[Rows from a figure dataset]
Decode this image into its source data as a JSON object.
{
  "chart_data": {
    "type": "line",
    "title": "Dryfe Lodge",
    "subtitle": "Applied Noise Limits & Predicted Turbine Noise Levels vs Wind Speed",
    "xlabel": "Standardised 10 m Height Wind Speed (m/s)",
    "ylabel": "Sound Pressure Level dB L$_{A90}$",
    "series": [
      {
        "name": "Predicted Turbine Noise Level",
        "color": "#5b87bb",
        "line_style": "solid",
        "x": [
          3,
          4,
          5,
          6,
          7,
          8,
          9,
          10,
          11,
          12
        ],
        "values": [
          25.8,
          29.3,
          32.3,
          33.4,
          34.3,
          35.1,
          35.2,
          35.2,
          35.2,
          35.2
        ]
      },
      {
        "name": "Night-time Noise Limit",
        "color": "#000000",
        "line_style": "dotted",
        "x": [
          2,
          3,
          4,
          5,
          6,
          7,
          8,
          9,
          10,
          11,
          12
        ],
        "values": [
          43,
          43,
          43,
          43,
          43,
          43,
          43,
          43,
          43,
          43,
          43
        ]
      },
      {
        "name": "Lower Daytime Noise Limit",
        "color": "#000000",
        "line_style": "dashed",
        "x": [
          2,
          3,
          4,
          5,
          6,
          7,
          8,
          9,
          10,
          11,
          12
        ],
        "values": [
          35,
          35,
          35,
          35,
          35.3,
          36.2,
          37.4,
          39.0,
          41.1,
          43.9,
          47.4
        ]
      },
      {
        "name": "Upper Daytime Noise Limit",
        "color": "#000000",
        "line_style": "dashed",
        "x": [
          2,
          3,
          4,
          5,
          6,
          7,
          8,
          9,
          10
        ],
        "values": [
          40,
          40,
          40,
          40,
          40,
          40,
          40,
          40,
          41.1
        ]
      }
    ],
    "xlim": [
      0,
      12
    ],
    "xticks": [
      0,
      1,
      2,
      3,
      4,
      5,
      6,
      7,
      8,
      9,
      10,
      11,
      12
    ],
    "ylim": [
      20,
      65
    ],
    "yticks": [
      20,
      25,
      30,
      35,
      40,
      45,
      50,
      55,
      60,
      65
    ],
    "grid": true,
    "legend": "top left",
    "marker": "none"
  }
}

__DIRECTIONS__
Scan the lines above for "Daytime", then copy every one that has it.

__EXERCISE OUTPUT__
        "name": "Lower Daytime Noise Limit",
        "name": "Upper Daytime Noise Limit",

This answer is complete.